(Lines of data)

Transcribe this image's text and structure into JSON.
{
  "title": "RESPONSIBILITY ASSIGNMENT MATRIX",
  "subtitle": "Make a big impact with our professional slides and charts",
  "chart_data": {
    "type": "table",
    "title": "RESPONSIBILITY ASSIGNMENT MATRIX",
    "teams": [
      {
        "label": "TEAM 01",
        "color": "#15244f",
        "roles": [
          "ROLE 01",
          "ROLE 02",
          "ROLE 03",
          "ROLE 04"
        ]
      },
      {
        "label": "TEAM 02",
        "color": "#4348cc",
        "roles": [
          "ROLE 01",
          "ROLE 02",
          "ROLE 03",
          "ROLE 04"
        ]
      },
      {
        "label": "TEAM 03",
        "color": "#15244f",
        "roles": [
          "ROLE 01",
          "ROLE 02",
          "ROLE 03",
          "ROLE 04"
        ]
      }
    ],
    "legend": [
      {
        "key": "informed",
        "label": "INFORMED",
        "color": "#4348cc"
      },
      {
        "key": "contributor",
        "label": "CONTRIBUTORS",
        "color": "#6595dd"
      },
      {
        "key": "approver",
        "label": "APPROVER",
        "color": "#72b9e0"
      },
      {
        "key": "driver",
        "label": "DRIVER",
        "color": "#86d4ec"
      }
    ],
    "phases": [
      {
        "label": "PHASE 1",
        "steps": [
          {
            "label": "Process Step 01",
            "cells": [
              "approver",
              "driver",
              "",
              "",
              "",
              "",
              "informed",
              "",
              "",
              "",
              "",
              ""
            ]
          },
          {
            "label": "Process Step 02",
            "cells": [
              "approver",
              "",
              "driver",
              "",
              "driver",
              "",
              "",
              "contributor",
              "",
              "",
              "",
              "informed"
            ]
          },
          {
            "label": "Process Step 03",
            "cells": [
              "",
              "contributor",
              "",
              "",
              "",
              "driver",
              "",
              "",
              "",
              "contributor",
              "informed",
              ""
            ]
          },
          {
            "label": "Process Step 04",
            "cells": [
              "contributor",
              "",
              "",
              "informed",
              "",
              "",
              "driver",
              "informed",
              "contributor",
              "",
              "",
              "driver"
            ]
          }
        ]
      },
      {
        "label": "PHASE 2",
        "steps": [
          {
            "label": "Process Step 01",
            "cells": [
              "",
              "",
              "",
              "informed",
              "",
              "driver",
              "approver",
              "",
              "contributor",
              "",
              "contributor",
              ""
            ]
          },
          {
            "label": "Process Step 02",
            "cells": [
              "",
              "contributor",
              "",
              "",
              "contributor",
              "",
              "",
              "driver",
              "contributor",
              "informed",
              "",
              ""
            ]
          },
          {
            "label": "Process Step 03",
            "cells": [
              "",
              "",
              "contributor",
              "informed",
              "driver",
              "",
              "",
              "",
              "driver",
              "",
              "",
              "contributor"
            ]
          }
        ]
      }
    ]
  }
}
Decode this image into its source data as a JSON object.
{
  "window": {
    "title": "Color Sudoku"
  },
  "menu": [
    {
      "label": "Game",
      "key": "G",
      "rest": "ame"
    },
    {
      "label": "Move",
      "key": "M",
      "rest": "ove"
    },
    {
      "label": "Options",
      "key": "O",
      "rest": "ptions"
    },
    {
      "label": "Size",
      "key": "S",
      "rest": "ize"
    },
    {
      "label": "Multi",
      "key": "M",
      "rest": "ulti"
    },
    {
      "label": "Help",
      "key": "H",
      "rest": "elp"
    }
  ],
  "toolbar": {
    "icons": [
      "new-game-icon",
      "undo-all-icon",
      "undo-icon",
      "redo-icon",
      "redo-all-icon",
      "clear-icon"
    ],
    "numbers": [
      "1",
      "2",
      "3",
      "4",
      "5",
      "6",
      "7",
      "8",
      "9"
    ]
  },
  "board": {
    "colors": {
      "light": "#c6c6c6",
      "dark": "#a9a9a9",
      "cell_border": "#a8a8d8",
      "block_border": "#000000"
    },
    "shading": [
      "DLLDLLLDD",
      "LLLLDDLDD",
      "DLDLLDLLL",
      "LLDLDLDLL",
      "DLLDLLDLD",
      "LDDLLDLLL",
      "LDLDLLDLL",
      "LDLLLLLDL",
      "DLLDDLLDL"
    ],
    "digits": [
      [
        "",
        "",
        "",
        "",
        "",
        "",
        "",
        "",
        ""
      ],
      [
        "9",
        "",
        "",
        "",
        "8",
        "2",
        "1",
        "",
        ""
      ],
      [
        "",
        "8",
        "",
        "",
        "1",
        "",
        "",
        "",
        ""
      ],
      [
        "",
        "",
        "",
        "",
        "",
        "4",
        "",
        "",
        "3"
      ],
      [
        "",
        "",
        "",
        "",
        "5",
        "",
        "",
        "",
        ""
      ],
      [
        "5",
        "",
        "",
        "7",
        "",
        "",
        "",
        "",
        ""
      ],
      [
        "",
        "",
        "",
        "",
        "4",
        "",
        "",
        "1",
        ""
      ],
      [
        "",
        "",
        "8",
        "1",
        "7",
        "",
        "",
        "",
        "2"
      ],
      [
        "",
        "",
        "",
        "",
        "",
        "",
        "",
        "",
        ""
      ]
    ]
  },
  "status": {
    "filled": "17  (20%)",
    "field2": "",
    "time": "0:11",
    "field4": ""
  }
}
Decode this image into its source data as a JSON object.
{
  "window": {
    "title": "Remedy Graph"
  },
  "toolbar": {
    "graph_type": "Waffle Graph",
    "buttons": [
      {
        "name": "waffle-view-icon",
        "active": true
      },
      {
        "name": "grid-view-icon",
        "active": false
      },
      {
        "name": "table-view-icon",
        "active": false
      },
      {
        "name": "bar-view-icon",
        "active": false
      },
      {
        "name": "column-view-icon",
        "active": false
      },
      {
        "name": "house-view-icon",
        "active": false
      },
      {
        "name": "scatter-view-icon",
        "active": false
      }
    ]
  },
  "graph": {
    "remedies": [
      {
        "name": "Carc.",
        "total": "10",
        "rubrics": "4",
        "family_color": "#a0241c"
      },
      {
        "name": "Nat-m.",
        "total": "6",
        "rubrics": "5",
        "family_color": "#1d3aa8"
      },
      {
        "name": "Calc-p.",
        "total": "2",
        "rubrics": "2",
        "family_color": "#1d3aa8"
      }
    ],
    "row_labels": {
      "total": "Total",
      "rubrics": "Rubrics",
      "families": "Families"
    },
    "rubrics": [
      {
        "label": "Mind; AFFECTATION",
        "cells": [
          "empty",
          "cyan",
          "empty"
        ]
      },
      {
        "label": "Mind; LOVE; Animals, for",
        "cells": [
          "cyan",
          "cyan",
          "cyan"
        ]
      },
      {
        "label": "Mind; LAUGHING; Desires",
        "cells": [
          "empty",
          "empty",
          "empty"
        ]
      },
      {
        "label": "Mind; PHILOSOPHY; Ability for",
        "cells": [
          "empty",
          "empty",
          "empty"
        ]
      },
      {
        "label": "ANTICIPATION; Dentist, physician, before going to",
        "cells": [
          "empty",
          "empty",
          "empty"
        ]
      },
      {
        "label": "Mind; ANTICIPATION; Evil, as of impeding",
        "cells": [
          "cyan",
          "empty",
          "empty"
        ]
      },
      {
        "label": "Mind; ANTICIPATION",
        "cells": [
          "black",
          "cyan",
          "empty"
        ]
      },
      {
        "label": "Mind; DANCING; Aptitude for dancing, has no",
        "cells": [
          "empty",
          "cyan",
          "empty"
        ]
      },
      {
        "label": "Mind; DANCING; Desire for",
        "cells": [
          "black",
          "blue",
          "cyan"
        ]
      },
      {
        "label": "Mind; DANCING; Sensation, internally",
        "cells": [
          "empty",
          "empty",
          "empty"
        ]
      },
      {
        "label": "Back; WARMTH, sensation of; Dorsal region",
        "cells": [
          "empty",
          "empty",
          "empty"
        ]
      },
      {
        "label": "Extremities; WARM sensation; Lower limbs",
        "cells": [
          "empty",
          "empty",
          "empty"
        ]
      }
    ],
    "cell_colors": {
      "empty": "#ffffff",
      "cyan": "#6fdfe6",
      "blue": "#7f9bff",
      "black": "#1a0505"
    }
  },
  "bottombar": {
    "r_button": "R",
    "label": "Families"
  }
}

> _Set task_
Every line in the data above that contains "rubrics" needs to be copied.

> _Solved exercise_
        "rubrics": "4",
        "rubrics": "5",
        "rubrics": "2",
      "rubrics": "Rubrics",
    "rubrics": [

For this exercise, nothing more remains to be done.